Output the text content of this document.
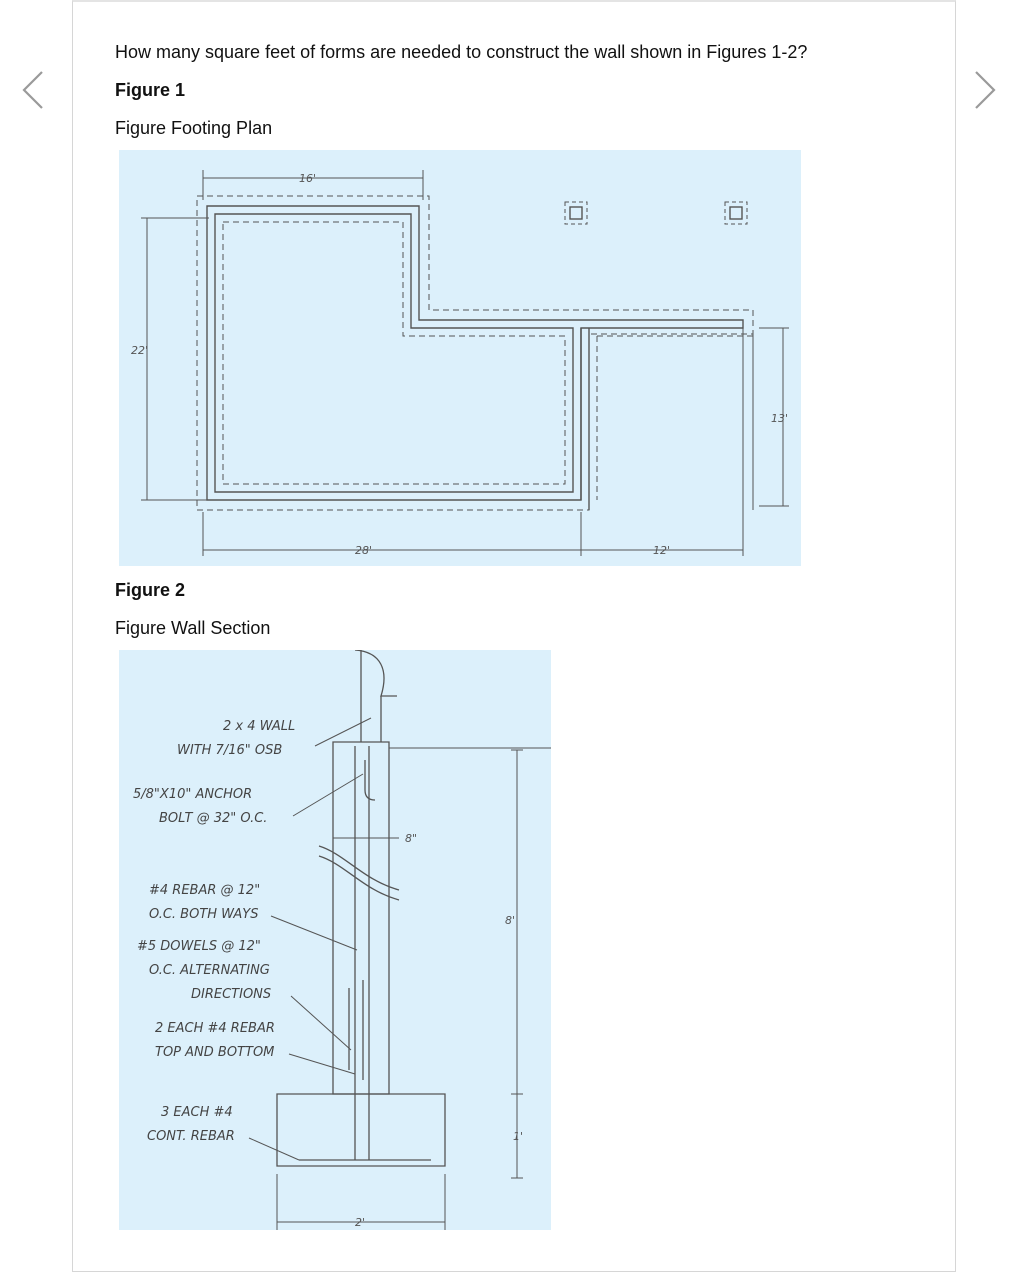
How many square feet of forms are needed to construct the wall shown in Figures 1-2?

Figure 1

Figure Footing Plan

16'
22'
13'
28'	12'

Figure 2

Figure Wall Section

2 x 4 WALL
WITH 7/16" OSB
5/8"X10" ANCHOR
BOLT @ 32" O.C.
#4 REBAR @ 12"
O.C. BOTH WAYS
#5 DOWELS @ 12"
O.C. ALTERNATING
DIRECTIONS
2 EACH #4 REBAR
TOP AND BOTTOM
3 EACH #4
CONT. REBAR
8"
8'
1'
2'
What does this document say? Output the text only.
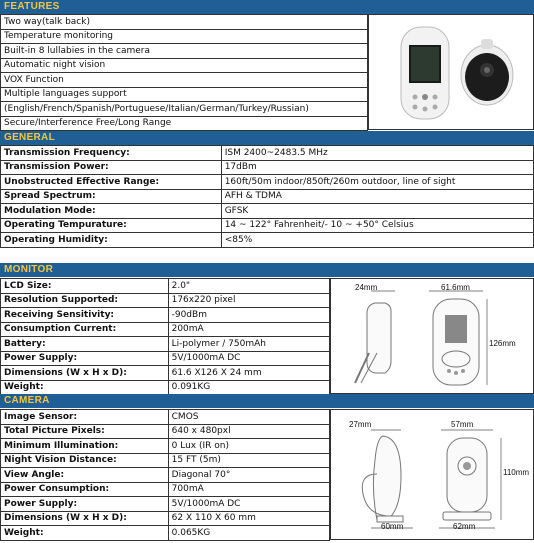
FEATURES
Two way(talk back)
Temperature monitoring
Built-in 8 lullabies in the camera
Automatic night vision
VOX Function
Multiple languages support
(English/French/Spanish/Portuguese/Italian/German/Turkey/Russian)
Secure/Interference Free/Long Range
GENERAL
Transmission Frequency:	ISM 2400~2483.5 MHz
Transmission Power:	17dBm
Unobstructed Effective Range:	160ft/50m indoor/850ft/260m outdoor, line of sight
Spread Spectrum:	AFH & TDMA
Modulation Mode:	GFSK
Operating Tempurature:	14 ~ 122° Fahrenheit/- 10 ~ +50° Celsius
Operating Humidity:	<85%
MONITOR
LCD Size:	2.0"
Resolution Supported:	176x220 pixel
Receiving Sensitivity:	-90dBm
Consumption Current:	200mA
Battery:	Li-polymer / 750mAh
Power Supply:	5V/1000mA DC
Dimensions (W x H x D):	61.6 X126 X 24 mm
Weight:	0.091KG
24mm	61.6mm
126mm
CAMERA
Image Sensor:	CMOS
Total Picture Pixels:	640 x 480pxl
Minimum Illumination:	0 Lux (IR on)
Night Vision Distance:	15 FT (5m)
View Angle:	Diagonal 70°
Power Consumption:	700mA
Power Supply:	5V/1000mA DC
Dimensions (W x H x D):	62 X 110 X 60 mm
Weight:	0.065KG
27mm	57mm
110mm
60mm	62mm
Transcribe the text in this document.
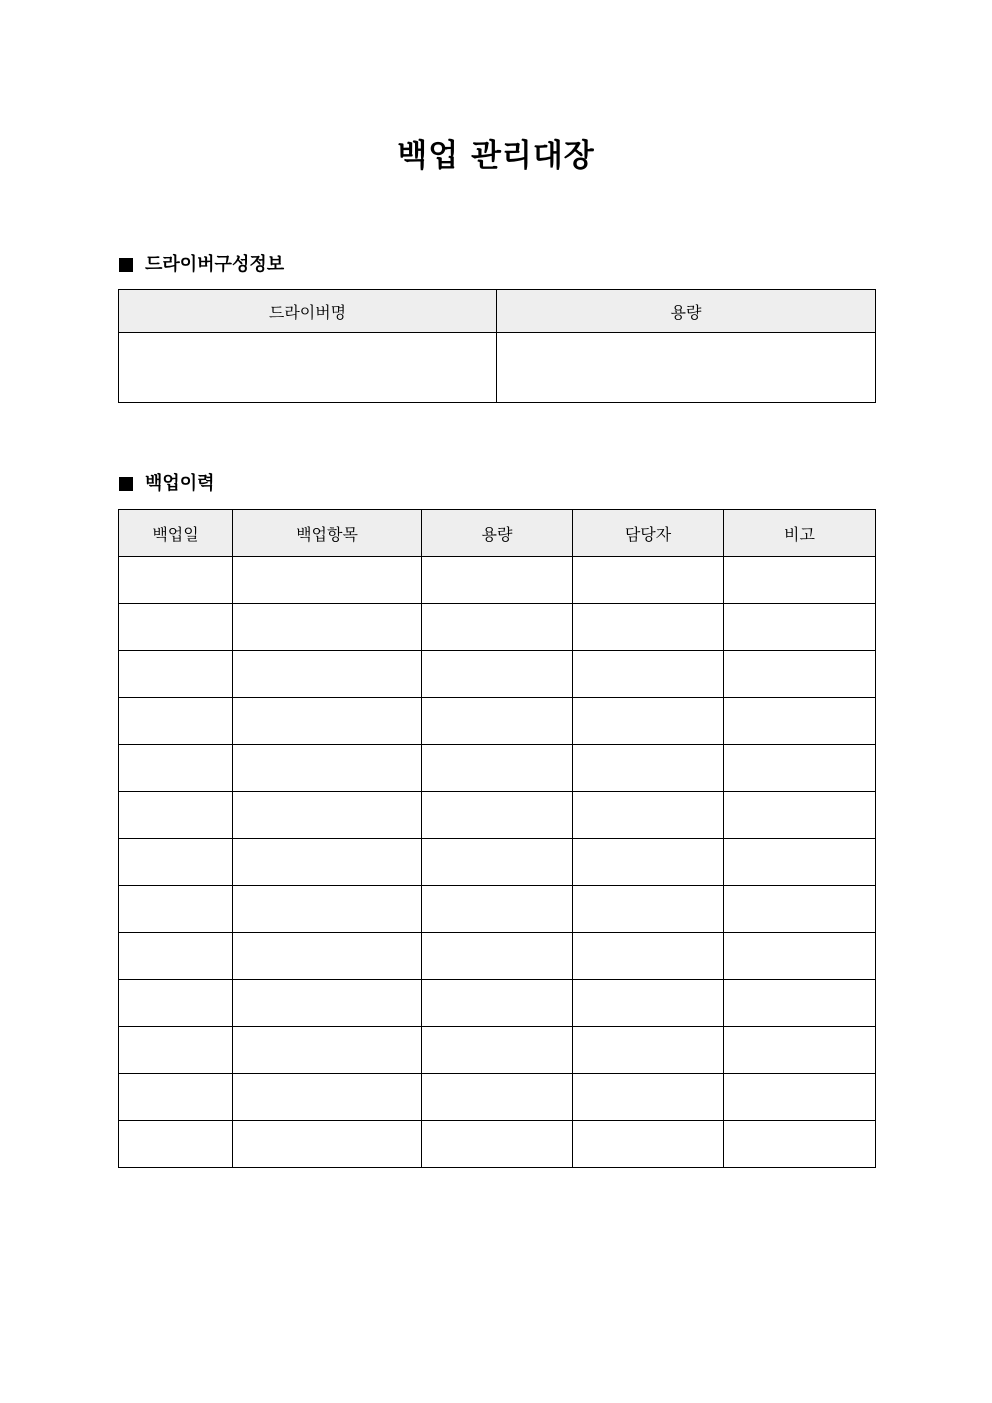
백업 관리대장
드라이버구성정보
드라이버명	용량

백업이력
백업일	백업항목	용량	담당자	비고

·····

# GIVEN PROBLEM
Write out an exact reproduction of the lines from the line that holds "Transcribe the text in this document." to the bottom of the listing above, both ends included. Exclude pictures.

# ANSWER FOR THIS EXERCISE
Transcribe the text in this document.
백업 관리대장
드라이버구성정보
드라이버명	용량

백업이력
백업일	백업항목	용량	담당자	비고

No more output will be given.